— Start DATASET —
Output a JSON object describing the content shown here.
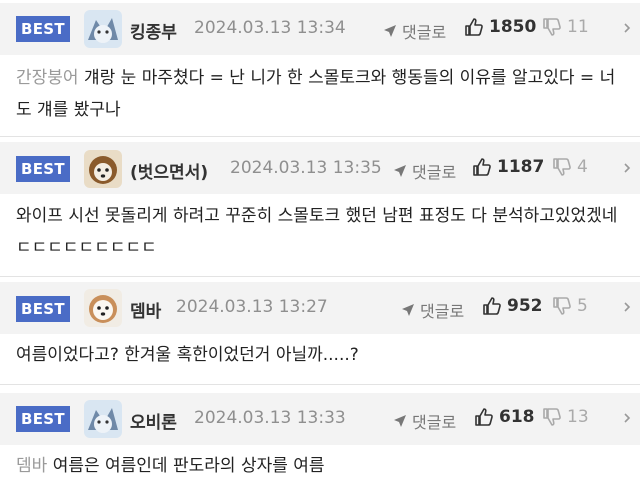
{
  "comments": [
    {
      "badge": "BEST",
      "nickname": "킹종부",
      "date": "2024.03.13 13:34",
      "reply_label": "댓글로",
      "likes": "1850",
      "dislikes": "11",
      "reply_to": "간장붕어",
      "text": "걔랑 눈 마주쳤다 = 난 니가 한 스몰토크와 행동들의 이유를 알고있다 = 너도 걔를 봤구나"
    },
    {
      "badge": "BEST",
      "nickname": "(벗으면서)",
      "date": "2024.03.13 13:35",
      "reply_label": "댓글로",
      "likes": "1187",
      "dislikes": "4",
      "reply_to": "",
      "text": "와이프 시선 못돌리게 하려고 꾸준히 스몰토크 했던 남편 표정도 다 분석하고있었겠네 ㄷㄷㄷㄷㄷㄷㄷㄷㄷ"
    },
    {
      "badge": "BEST",
      "nickname": "뎀바",
      "date": "2024.03.13 13:27",
      "reply_label": "댓글로",
      "likes": "952",
      "dislikes": "5",
      "reply_to": "",
      "text": "여름이었다고? 한겨울 혹한이었던거 아닐까.....?"
    },
    {
      "badge": "BEST",
      "nickname": "오비론",
      "date": "2024.03.13 13:33",
      "reply_label": "댓글로",
      "likes": "618",
      "dislikes": "13",
      "reply_to": "뎀바",
      "text": "여름은 여름인데 판도라의 상자를 여름"
    }
  ],
  "colors": {
    "badge": "#4a6cc6",
    "header_bg": "#f3f3f3",
    "date": "#8f8f8f",
    "dislike": "#aaaaaa"
  },
  "icons": {
    "reply": "reply-arrow-icon",
    "like": "thumbs-up-icon",
    "dislike": "thumbs-down-icon",
    "more": "chevron-right-icon"
  }
}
— End DATASET —
## AIM
Look through the data and gather every line with the string "nickname" in it.

## EXPECTED OUTPUT
      "nickname": "킹종부",
      "nickname": "(벗으면서)",
      "nickname": "뎀바",
      "nickname": "오비론",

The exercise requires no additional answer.